What is required> Gather all lines in the entries below that include the word "color".

━━━

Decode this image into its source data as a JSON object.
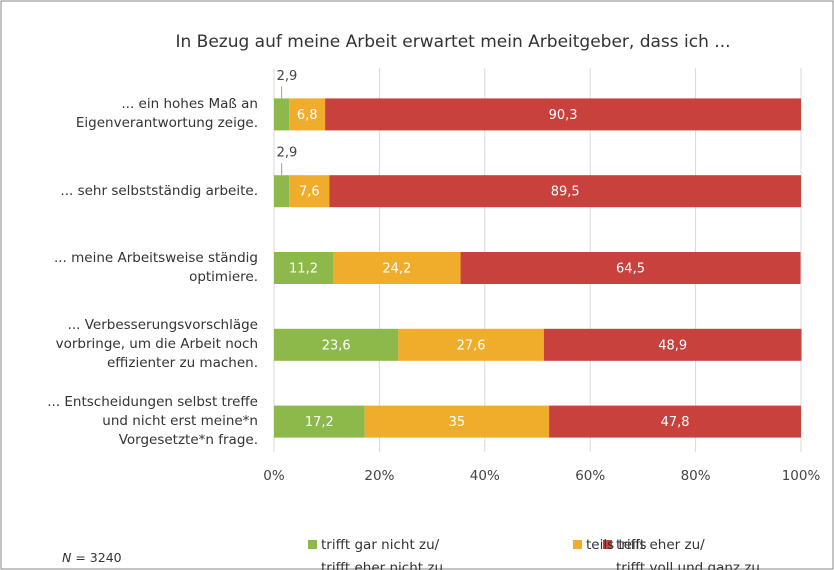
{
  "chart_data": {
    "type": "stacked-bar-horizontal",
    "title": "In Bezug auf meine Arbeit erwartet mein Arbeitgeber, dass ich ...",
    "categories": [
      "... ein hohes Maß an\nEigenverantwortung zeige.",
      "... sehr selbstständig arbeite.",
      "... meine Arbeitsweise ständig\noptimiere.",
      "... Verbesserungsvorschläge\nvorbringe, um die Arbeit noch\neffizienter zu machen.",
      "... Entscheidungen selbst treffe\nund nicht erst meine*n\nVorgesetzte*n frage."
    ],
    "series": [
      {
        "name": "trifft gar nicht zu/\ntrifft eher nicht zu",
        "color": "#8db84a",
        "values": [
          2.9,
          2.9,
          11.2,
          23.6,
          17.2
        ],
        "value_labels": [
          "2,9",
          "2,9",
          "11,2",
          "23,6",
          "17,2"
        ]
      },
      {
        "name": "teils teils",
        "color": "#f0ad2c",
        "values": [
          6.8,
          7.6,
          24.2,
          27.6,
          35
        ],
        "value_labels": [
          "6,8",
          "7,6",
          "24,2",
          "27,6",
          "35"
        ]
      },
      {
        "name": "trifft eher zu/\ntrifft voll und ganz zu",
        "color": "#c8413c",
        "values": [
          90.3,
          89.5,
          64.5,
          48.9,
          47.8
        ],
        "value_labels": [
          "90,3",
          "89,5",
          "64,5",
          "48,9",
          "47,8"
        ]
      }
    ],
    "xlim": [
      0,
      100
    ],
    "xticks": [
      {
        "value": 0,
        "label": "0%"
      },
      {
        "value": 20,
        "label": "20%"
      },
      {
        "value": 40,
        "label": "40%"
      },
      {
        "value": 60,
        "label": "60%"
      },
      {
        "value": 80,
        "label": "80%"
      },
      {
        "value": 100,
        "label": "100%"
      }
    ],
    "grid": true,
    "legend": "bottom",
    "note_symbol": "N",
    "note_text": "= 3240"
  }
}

━━━

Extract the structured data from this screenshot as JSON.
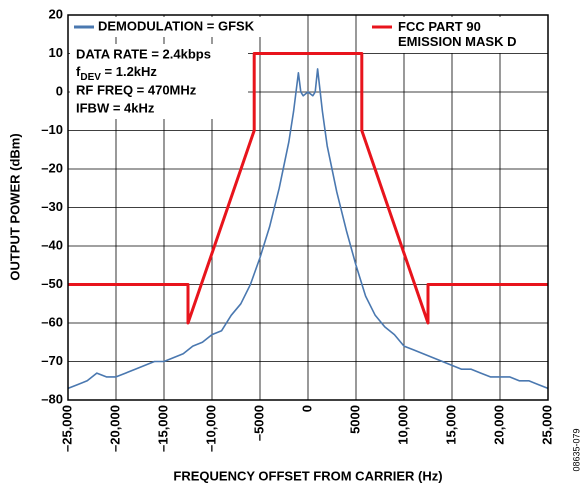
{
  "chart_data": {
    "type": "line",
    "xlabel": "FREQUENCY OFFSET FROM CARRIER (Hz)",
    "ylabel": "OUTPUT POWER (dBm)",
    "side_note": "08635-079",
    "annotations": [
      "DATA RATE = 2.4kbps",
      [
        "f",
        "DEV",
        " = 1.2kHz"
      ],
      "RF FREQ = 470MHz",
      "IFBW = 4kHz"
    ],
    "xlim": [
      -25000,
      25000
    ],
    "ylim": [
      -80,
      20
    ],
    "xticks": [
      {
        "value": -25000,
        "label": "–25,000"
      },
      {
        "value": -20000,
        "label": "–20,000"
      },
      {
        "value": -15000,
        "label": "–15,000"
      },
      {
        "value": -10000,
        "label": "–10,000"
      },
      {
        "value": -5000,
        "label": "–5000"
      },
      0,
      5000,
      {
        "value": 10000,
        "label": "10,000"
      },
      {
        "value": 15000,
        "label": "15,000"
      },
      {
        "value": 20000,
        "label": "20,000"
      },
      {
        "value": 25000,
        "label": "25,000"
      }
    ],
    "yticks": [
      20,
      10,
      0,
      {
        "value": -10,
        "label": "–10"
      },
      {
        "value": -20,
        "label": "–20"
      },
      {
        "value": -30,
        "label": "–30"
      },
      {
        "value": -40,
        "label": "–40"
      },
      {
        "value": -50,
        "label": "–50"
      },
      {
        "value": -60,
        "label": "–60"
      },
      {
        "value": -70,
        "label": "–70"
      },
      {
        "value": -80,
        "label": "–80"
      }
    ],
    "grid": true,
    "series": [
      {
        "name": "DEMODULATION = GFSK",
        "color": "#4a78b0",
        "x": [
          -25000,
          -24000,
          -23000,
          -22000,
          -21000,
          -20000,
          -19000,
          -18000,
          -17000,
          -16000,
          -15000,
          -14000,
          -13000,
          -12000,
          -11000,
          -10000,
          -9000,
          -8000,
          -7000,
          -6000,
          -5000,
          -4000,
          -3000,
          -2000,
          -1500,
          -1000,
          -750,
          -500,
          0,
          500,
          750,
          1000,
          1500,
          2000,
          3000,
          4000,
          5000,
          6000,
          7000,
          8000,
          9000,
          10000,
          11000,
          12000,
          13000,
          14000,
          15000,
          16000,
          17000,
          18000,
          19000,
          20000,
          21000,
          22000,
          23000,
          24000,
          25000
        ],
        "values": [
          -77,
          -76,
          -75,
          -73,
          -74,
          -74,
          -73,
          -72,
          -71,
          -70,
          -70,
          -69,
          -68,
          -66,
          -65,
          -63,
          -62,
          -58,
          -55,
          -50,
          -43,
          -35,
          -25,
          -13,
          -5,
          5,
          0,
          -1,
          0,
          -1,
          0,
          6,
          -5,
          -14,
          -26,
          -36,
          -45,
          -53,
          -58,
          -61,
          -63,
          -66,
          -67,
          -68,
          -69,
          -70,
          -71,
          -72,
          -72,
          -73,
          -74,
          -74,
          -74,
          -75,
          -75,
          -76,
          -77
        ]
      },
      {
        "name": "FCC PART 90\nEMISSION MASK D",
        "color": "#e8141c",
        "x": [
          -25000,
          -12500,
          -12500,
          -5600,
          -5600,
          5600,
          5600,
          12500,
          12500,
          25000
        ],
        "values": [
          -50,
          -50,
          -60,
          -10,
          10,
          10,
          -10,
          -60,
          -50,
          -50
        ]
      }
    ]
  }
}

━━━

Finished task>
        "color": "#8db84a",
        "color": "#f0ad2c",
        "color": "#c8413c",
        "color": "#4a78b0",
        "color": "#e8141c",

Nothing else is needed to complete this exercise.